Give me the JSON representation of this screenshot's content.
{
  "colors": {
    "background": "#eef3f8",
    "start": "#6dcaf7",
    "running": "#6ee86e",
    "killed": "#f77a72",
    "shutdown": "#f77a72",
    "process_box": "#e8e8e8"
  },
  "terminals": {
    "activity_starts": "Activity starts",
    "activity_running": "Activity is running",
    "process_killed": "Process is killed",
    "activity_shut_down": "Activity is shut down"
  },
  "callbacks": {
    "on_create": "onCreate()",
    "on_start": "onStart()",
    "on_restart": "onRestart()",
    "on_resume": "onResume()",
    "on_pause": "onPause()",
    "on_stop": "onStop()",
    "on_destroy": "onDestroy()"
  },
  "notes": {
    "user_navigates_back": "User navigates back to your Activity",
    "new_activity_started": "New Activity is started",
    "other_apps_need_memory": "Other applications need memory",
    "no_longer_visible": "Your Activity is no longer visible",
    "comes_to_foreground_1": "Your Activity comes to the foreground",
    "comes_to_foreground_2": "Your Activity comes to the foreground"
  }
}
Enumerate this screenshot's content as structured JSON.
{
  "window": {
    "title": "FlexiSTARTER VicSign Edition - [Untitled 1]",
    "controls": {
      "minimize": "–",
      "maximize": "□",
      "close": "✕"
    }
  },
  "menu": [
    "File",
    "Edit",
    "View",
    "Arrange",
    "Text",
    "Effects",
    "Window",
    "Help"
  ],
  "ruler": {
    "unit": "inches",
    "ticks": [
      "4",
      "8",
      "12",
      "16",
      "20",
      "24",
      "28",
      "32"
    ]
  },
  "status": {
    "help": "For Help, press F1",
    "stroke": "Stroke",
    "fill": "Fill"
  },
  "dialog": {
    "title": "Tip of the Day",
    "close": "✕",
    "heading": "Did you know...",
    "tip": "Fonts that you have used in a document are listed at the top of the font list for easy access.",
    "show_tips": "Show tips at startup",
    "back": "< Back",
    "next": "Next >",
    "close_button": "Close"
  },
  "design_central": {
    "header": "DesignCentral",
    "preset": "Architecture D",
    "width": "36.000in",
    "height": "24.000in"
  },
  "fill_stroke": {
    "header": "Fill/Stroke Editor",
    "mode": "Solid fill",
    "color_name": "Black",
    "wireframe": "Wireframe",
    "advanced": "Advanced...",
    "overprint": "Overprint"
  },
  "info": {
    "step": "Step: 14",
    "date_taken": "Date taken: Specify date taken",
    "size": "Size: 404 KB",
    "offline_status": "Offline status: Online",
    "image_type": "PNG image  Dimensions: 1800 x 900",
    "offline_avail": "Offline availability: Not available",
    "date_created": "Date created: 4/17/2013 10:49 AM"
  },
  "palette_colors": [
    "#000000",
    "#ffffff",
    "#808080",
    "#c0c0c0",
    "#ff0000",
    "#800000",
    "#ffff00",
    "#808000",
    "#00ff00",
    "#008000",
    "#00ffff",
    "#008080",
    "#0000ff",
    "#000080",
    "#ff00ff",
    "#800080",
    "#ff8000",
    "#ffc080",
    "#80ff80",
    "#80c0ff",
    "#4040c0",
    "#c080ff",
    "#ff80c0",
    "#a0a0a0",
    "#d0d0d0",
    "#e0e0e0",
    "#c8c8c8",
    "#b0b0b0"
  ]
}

WHAT YOU NEED TO DO - Please reproduce each record precisely as written.

ANSWER TO THE EXERCISE -
Give me the JSON representation of this screenshot's content.
{
  "colors": {
    "background": "#eef3f8",
    "start": "#6dcaf7",
    "running": "#6ee86e",
    "killed": "#f77a72",
    "shutdown": "#f77a72",
    "process_box": "#e8e8e8"
  },
  "terminals": {
    "activity_starts": "Activity starts",
    "activity_running": "Activity is running",
    "process_killed": "Process is killed",
    "activity_shut_down": "Activity is shut down"
  },
  "callbacks": {
    "on_create": "onCreate()",
    "on_start": "onStart()",
    "on_restart": "onRestart()",
    "on_resume": "onResume()",
    "on_pause": "onPause()",
    "on_stop": "onStop()",
    "on_destroy": "onDestroy()"
  },
  "notes": {
    "user_navigates_back": "User navigates back to your Activity",
    "new_activity_started": "New Activity is started",
    "other_apps_need_memory": "Other applications need memory",
    "no_longer_visible": "Your Activity is no longer visible",
    "comes_to_foreground_1": "Your Activity comes to the foreground",
    "comes_to_foreground_2": "Your Activity comes to the foreground"
  }
}
Enumerate this screenshot's content as structured JSON.
{
  "window": {
    "title": "FlexiSTARTER VicSign Edition - [Untitled 1]",
    "controls": {
      "minimize": "–",
      "maximize": "□",
      "close": "✕"
    }
  },
  "menu": [
    "File",
    "Edit",
    "View",
    "Arrange",
    "Text",
    "Effects",
    "Window",
    "Help"
  ],
  "ruler": {
    "unit": "inches",
    "ticks": [
      "4",
      "8",
      "12",
      "16",
      "20",
      "24",
      "28",
      "32"
    ]
  },
  "status": {
    "help": "For Help, press F1",
    "stroke": "Stroke",
    "fill": "Fill"
  },
  "dialog": {
    "title": "Tip of the Day",
    "close": "✕",
    "heading": "Did you know...",
    "tip": "Fonts that you have used in a document are listed at the top of the font list for easy access.",
    "show_tips": "Show tips at startup",
    "back": "< Back",
    "next": "Next >",
    "close_button": "Close"
  },
  "design_central": {
    "header": "DesignCentral",
    "preset": "Architecture D",
    "width": "36.000in",
    "height": "24.000in"
  },
  "fill_stroke": {
    "header": "Fill/Stroke Editor",
    "mode": "Solid fill",
    "color_name": "Black",
    "wireframe": "Wireframe",
    "advanced": "Advanced...",
    "overprint": "Overprint"
  },
  "info": {
    "step": "Step: 14",
    "date_taken": "Date taken: Specify date taken",
    "size": "Size: 404 KB",
    "offline_status": "Offline status: Online",
    "image_type": "PNG image  Dimensions: 1800 x 900",
    "offline_avail": "Offline availability: Not available",
    "date_created": "Date created: 4/17/2013 10:49 AM"
  },
  "palette_colors": [
    "#000000",
    "#ffffff",
    "#808080",
    "#c0c0c0",
    "#ff0000",
    "#800000",
    "#ffff00",
    "#808000",
    "#00ff00",
    "#008000",
    "#00ffff",
    "#008080",
    "#0000ff",
    "#000080",
    "#ff00ff",
    "#800080",
    "#ff8000",
    "#ffc080",
    "#80ff80",
    "#80c0ff",
    "#4040c0",
    "#c080ff",
    "#ff80c0",
    "#a0a0a0",
    "#d0d0d0",
    "#e0e0e0",
    "#c8c8c8",
    "#b0b0b0"
  ]
}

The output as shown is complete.